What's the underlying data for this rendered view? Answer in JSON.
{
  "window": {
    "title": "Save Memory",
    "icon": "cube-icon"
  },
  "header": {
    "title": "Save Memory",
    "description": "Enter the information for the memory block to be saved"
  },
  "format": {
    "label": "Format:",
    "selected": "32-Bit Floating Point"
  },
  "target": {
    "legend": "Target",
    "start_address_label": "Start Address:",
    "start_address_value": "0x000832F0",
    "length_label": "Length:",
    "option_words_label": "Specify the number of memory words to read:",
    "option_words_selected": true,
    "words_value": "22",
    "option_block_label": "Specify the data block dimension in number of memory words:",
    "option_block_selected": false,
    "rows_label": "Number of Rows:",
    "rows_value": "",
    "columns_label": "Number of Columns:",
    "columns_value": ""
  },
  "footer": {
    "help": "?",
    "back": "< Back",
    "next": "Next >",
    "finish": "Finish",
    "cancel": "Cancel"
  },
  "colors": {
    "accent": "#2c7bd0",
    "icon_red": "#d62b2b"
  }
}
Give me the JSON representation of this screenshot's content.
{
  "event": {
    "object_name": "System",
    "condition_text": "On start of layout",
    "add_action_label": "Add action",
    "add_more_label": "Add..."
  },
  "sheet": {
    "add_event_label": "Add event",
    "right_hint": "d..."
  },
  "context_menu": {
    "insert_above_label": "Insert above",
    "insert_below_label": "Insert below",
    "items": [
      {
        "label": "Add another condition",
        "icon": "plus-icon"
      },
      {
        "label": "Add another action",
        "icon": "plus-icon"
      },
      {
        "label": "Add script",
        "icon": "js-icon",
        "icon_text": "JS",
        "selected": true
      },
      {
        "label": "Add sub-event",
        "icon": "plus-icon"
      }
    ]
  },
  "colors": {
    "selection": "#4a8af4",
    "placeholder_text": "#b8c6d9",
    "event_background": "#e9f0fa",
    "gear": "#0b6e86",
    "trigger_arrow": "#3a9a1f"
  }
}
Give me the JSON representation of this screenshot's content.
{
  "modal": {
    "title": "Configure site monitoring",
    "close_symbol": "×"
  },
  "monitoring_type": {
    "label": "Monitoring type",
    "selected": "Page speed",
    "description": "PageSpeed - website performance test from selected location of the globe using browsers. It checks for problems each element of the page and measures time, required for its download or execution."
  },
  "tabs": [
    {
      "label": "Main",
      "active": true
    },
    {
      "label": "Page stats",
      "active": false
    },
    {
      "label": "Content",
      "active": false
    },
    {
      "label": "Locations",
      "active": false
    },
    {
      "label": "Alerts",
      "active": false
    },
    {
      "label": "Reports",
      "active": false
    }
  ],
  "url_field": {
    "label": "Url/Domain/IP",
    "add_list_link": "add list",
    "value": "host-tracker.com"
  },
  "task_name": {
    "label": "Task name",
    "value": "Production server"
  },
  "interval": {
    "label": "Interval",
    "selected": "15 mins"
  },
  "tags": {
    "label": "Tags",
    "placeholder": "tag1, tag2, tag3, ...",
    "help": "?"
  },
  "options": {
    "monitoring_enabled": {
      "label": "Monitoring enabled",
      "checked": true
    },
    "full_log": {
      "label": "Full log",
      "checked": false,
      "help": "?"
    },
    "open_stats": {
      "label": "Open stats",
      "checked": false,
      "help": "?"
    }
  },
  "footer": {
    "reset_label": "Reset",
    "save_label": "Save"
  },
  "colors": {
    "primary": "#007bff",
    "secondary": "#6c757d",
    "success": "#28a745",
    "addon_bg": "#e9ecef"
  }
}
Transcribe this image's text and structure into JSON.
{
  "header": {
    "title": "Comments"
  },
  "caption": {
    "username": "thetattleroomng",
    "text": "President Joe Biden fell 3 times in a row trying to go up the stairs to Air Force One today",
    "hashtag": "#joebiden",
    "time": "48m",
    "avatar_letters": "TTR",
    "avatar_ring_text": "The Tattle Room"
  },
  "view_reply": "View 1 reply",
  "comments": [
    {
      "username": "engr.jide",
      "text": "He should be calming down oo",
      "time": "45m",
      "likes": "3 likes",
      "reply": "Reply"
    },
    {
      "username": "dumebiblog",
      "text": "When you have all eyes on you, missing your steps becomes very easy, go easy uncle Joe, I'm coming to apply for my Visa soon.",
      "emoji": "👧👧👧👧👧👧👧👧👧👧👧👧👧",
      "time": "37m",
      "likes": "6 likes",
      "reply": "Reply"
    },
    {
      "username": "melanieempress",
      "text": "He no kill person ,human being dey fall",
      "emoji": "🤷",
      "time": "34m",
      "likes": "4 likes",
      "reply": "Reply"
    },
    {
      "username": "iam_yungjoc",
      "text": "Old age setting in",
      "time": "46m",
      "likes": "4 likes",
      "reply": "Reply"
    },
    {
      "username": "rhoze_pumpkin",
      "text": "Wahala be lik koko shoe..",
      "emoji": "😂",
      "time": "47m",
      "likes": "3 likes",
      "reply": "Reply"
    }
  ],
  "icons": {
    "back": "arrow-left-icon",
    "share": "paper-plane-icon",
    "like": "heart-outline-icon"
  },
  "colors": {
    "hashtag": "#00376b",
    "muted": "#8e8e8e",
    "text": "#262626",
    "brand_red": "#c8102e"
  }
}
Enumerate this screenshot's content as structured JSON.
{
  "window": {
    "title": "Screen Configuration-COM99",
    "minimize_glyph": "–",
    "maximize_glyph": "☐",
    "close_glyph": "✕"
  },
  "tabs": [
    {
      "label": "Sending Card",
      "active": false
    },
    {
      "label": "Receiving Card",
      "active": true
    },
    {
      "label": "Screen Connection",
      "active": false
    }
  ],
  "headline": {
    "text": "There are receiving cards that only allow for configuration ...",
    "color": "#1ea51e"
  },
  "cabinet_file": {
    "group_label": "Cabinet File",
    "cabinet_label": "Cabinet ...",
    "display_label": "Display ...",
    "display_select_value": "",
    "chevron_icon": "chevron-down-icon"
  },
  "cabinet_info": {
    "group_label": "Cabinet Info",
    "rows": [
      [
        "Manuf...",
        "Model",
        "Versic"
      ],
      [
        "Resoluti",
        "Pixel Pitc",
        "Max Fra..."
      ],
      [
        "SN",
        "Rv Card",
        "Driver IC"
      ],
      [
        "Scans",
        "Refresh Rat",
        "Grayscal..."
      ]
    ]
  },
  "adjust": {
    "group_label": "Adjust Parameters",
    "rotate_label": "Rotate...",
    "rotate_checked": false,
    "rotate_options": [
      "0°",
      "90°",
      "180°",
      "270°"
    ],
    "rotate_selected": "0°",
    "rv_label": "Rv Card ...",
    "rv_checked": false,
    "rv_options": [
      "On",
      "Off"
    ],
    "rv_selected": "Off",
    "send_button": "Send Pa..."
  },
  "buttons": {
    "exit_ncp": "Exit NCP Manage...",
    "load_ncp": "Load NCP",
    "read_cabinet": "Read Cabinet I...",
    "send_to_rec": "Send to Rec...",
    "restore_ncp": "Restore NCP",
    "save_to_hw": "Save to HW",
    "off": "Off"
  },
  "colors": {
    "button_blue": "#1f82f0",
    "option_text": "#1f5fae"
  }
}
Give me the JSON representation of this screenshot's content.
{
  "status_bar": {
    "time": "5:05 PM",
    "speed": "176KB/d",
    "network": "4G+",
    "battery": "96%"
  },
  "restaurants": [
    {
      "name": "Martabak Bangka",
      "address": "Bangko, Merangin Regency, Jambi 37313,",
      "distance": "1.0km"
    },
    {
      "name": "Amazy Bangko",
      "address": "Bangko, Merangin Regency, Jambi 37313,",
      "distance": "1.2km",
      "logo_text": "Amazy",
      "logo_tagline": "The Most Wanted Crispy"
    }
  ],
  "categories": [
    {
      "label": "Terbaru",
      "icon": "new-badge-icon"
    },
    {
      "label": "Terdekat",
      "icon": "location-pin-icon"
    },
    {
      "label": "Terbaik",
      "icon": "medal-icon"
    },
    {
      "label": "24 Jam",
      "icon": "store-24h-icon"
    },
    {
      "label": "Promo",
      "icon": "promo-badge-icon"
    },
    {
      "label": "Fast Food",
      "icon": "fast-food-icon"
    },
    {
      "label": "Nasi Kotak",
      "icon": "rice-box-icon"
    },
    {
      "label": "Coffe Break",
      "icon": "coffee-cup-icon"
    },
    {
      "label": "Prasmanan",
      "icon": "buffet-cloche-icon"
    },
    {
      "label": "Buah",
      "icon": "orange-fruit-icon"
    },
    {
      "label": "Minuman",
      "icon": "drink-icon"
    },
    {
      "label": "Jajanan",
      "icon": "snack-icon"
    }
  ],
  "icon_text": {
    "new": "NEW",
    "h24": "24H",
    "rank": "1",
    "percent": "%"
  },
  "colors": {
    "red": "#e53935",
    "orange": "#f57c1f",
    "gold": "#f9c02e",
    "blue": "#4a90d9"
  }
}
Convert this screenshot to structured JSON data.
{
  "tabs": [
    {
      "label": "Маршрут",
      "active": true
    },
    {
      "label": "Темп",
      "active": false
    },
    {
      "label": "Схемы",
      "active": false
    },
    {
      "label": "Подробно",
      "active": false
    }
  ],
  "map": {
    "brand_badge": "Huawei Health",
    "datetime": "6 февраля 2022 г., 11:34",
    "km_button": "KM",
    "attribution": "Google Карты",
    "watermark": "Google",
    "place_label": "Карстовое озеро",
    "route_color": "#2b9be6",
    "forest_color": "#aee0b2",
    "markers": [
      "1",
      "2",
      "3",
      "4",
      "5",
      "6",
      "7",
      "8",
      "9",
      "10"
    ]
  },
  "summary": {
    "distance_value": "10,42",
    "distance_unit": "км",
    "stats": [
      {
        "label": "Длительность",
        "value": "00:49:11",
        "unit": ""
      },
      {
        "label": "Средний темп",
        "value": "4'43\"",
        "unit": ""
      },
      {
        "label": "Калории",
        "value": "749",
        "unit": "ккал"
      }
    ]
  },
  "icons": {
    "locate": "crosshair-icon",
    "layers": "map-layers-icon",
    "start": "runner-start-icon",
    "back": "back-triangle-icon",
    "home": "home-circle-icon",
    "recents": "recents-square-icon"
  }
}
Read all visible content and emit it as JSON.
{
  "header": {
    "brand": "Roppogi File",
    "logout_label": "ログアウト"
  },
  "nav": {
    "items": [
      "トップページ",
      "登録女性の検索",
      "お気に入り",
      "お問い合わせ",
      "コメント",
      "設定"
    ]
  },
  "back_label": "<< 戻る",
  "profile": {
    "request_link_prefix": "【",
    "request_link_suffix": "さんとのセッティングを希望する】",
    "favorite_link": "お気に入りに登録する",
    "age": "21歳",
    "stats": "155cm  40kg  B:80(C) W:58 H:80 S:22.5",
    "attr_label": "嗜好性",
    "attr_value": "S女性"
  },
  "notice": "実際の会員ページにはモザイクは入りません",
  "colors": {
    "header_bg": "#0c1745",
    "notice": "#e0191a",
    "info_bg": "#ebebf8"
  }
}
────────
Given exercise:
Copy out the lines starting at the one containing "Read all visible content and emit it as JSON." and ending with the last line of the entries. Include nothing else.

Response below:
Read all visible content and emit it as JSON.
{
  "header": {
    "brand": "Roppogi File",
    "logout_label": "ログアウト"
  },
  "nav": {
    "items": [
      "トップページ",
      "登録女性の検索",
      "お気に入り",
      "お問い合わせ",
      "コメント",
      "設定"
    ]
  },
  "back_label": "<< 戻る",
  "profile": {
    "request_link_prefix": "【",
    "request_link_suffix": "さんとのセッティングを希望する】",
    "favorite_link": "お気に入りに登録する",
    "age": "21歳",
    "stats": "155cm  40kg  B:80(C) W:58 H:80 S:22.5",
    "attr_label": "嗜好性",
    "attr_value": "S女性"
  },
  "notice": "実際の会員ページにはモザイクは入りません",
  "colors": {
    "header_bg": "#0c1745",
    "notice": "#e0191a",
    "info_bg": "#ebebf8"
  }
}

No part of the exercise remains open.